(What the exercise asks): Copy each line below that contains "type".

(Rows):
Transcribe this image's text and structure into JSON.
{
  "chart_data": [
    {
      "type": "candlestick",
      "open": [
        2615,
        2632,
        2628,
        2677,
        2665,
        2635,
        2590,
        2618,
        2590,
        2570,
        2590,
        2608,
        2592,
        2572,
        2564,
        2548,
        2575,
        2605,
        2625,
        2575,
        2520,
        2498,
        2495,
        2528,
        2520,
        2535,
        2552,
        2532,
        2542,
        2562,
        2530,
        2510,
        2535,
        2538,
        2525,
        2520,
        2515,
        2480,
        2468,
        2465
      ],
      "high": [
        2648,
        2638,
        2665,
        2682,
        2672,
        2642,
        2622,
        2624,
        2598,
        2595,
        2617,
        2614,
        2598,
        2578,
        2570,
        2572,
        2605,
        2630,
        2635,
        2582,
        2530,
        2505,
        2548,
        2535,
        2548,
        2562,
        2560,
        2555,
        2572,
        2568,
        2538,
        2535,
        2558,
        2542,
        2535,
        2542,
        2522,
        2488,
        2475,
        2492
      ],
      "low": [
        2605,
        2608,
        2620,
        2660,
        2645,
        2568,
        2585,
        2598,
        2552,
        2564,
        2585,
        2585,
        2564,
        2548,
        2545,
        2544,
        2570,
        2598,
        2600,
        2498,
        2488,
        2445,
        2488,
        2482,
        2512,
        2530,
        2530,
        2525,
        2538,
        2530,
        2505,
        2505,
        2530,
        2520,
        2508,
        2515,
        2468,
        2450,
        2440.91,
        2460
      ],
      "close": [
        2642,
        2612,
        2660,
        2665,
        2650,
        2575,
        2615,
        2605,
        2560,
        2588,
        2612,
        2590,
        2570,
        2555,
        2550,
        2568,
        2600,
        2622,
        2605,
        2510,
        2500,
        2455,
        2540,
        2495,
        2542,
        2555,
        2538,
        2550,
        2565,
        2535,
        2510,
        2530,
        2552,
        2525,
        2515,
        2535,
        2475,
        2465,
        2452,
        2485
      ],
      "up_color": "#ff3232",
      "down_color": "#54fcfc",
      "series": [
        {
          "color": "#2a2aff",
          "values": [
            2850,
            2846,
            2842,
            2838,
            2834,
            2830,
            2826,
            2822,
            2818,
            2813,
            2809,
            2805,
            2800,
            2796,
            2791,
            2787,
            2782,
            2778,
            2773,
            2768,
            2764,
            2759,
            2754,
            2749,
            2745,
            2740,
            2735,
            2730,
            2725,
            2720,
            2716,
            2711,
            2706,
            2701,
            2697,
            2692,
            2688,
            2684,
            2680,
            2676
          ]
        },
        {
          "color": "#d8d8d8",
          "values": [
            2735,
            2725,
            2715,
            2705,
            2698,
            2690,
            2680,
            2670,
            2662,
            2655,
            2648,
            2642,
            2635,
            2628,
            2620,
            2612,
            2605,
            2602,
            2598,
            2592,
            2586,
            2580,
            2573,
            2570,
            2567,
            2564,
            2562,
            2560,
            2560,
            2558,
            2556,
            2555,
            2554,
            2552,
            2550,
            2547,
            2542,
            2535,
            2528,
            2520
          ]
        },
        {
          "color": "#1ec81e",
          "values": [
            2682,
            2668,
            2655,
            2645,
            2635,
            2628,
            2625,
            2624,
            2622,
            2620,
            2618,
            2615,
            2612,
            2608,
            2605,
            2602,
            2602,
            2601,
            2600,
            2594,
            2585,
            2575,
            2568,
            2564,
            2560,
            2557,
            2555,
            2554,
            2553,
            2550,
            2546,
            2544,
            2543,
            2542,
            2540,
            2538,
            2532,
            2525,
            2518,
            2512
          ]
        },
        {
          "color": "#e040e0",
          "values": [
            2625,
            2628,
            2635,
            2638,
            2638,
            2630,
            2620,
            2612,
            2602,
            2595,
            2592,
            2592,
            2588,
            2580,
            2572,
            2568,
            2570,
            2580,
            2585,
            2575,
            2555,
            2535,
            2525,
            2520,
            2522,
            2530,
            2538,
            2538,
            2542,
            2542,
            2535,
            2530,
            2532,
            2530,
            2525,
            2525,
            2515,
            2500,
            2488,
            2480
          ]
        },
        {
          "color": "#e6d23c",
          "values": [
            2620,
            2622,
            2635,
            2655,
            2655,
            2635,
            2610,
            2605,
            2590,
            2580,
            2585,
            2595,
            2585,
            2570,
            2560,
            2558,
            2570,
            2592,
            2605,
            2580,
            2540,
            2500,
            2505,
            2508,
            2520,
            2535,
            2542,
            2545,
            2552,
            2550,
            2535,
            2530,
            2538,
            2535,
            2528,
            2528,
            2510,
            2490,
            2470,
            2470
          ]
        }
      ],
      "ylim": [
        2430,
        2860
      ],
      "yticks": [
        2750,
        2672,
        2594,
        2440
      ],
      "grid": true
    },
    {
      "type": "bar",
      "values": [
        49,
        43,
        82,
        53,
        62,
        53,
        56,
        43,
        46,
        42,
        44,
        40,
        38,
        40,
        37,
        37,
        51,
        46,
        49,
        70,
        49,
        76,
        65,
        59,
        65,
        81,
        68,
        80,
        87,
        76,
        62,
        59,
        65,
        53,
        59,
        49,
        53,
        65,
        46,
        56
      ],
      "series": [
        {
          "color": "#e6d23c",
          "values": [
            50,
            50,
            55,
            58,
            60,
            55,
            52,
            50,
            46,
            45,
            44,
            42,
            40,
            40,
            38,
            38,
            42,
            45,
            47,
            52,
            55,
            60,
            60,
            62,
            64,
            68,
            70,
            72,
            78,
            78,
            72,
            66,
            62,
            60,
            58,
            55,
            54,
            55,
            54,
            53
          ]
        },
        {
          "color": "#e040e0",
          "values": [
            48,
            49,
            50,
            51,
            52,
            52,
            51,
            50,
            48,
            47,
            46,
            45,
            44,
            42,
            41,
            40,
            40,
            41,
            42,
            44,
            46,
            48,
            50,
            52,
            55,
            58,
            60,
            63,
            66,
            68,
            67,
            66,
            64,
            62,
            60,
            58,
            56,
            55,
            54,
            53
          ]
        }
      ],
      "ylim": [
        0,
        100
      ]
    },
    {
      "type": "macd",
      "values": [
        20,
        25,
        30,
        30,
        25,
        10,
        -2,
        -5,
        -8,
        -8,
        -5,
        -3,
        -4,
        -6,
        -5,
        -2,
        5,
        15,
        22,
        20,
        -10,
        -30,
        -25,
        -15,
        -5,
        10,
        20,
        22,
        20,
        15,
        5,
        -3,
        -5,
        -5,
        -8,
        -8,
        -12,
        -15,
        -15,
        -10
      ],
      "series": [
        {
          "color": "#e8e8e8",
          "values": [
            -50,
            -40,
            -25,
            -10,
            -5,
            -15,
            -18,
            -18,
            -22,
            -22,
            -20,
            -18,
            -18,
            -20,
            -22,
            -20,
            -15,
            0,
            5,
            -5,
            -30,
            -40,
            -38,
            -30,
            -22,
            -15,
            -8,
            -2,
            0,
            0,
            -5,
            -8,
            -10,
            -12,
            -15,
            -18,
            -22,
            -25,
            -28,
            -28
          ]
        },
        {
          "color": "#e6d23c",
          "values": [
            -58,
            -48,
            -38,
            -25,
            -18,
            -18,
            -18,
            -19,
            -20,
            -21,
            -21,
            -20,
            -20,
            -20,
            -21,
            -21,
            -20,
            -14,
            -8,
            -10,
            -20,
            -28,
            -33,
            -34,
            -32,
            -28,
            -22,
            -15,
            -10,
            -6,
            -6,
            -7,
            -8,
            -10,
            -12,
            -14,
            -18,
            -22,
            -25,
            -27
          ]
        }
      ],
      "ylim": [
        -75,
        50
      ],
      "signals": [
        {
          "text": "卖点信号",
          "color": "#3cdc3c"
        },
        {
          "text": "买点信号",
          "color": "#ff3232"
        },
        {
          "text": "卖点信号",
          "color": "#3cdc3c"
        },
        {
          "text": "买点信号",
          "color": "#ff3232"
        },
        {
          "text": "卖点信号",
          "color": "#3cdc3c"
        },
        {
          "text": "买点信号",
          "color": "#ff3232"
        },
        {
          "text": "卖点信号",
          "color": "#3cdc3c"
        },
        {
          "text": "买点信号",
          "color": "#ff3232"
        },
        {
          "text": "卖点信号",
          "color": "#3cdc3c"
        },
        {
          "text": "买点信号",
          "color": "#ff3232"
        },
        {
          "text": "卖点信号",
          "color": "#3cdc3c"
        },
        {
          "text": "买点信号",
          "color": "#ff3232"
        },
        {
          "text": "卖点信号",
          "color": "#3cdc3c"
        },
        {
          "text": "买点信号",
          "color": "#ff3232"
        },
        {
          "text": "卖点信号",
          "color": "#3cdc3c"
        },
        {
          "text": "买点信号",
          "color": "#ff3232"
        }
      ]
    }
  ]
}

(Output):
      "type": "candlestick",
      "type": "bar",
      "type": "macd",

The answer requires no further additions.